» **Data listing**:
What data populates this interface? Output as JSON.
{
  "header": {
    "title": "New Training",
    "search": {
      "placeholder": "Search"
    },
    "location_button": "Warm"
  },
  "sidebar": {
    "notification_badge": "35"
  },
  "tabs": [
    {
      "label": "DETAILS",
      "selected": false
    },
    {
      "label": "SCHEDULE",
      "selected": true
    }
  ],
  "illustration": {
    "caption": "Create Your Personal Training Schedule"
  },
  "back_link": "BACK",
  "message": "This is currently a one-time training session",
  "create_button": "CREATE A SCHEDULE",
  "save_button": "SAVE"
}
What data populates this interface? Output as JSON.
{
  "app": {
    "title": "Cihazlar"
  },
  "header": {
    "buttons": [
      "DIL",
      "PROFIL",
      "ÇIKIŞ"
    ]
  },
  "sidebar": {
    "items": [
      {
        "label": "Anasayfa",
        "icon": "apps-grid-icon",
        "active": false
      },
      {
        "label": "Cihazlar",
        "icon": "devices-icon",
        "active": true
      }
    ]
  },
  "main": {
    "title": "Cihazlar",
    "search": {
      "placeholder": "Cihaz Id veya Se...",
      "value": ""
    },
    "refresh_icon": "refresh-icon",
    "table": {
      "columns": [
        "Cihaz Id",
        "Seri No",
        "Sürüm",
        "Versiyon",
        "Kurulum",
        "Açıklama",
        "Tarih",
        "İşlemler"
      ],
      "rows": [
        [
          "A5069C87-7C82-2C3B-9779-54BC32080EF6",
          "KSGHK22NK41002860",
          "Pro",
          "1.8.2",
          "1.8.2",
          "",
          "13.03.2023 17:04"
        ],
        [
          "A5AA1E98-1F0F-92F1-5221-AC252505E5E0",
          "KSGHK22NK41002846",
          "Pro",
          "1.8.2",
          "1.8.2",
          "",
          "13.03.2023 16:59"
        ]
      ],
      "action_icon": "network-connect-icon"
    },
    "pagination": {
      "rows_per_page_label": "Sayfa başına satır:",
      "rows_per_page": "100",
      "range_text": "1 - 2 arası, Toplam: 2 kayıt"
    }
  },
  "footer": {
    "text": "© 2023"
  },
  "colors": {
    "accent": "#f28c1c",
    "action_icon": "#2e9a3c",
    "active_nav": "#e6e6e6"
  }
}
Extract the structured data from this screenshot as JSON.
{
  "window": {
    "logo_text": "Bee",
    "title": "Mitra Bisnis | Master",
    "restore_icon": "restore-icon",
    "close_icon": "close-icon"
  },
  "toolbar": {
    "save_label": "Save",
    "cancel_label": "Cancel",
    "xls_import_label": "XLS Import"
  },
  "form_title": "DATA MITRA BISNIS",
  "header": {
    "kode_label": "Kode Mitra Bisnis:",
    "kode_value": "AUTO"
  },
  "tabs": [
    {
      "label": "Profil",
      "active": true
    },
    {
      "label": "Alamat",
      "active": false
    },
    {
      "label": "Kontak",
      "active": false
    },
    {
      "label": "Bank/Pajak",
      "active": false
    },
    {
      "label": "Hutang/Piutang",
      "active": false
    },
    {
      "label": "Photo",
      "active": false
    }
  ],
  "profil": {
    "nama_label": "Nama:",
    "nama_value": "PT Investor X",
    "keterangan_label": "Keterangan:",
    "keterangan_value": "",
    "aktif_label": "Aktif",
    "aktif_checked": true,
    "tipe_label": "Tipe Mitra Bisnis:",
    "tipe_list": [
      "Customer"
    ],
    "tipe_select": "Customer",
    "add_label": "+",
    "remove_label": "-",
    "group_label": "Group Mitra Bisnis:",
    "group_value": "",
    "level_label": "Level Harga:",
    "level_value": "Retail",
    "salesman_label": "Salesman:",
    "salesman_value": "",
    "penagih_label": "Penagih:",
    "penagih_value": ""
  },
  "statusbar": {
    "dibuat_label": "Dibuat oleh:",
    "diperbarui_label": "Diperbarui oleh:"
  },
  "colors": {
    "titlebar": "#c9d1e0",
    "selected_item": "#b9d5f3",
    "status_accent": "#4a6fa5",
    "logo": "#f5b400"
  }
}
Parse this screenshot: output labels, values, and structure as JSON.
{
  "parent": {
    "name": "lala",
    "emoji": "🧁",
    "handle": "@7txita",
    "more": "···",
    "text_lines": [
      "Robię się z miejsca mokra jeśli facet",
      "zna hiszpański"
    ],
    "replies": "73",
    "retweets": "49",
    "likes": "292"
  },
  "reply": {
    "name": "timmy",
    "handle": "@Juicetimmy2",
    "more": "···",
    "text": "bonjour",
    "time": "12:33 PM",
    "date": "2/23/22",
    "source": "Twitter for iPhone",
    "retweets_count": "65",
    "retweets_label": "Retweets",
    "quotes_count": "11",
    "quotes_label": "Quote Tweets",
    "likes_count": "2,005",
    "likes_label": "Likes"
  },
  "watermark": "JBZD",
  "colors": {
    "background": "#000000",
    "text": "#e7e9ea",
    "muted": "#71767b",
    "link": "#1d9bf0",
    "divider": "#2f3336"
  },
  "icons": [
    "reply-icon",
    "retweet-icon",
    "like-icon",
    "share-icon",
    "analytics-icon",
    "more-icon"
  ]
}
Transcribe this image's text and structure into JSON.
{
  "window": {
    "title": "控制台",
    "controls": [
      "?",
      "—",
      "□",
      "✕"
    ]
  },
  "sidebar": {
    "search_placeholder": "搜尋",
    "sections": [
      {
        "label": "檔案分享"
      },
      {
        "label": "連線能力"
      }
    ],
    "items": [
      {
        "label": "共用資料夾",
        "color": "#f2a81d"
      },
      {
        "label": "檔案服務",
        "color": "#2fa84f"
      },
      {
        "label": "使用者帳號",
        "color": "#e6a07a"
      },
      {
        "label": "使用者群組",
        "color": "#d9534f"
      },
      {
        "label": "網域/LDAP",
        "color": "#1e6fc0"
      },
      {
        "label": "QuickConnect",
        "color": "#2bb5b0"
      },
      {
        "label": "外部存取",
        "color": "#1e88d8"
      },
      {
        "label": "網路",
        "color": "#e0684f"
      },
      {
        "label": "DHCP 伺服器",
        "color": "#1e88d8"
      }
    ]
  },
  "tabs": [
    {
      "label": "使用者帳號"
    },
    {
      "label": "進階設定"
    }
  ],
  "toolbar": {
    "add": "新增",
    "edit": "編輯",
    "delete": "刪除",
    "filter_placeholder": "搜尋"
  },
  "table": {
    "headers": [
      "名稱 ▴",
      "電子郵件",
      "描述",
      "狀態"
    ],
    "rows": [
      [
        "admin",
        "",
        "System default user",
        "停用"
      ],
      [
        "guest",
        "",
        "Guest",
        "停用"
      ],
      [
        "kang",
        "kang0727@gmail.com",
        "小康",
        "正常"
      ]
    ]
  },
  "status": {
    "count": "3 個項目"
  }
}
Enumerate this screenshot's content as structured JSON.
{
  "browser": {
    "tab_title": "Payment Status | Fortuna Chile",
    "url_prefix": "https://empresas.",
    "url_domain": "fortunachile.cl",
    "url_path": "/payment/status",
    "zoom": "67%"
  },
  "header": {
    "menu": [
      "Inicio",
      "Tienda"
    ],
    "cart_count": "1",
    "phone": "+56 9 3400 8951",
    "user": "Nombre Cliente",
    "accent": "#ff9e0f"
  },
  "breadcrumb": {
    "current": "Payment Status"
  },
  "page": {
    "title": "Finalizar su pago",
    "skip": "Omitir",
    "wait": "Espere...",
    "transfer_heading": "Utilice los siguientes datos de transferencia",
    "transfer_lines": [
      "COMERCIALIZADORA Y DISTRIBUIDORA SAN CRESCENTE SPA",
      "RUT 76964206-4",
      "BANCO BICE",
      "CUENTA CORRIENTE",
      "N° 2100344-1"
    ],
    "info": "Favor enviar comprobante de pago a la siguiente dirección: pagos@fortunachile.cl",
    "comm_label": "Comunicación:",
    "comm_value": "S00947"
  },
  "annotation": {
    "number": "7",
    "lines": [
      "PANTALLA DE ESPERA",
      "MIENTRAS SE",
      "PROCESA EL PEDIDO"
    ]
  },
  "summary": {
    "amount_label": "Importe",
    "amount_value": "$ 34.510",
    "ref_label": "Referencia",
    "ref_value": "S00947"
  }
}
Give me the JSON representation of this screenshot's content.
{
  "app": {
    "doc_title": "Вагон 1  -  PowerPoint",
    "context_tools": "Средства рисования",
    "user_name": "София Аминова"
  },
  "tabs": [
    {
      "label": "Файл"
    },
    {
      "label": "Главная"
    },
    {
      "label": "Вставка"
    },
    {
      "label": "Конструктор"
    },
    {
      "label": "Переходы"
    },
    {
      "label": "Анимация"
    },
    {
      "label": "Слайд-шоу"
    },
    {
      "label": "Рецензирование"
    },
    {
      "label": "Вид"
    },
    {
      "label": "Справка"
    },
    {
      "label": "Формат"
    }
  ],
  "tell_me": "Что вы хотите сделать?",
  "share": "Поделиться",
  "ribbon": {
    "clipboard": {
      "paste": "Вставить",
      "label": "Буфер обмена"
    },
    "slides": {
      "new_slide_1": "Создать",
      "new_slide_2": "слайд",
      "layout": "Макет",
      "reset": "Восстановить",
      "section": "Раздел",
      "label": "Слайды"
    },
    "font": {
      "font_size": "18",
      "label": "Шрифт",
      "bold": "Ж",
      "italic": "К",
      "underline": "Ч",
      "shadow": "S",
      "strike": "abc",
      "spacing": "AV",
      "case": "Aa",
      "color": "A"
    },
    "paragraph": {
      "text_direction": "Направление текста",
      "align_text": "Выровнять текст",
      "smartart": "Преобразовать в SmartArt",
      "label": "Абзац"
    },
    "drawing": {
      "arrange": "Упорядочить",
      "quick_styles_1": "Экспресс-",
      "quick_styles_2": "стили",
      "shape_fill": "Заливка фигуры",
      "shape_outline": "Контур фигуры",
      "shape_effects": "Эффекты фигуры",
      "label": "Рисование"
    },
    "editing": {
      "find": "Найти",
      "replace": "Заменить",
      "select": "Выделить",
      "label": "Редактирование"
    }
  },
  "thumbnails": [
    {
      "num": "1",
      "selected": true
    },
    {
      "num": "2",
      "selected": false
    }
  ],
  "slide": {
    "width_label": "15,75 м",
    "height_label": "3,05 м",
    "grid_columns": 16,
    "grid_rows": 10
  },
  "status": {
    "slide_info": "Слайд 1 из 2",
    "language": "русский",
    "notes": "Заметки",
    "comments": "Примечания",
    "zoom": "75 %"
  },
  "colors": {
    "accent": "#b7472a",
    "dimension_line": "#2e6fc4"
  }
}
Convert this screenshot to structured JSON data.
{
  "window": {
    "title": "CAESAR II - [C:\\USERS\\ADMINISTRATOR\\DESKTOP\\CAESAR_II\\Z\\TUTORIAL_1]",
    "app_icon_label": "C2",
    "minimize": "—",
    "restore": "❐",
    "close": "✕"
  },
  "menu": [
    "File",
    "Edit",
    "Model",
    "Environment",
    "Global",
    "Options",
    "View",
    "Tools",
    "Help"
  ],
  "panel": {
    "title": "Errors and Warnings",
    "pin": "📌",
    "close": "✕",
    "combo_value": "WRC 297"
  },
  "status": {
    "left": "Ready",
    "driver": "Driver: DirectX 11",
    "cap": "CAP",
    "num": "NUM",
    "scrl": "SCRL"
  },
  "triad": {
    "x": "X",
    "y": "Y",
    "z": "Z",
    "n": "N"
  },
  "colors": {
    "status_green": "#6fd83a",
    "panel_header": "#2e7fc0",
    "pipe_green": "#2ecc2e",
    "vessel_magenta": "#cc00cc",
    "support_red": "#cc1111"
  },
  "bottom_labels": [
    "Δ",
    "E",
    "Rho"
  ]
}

» **The request**: Count the lines of the data that contain the string "true", and reply with that number alone.

» **Solution**: 5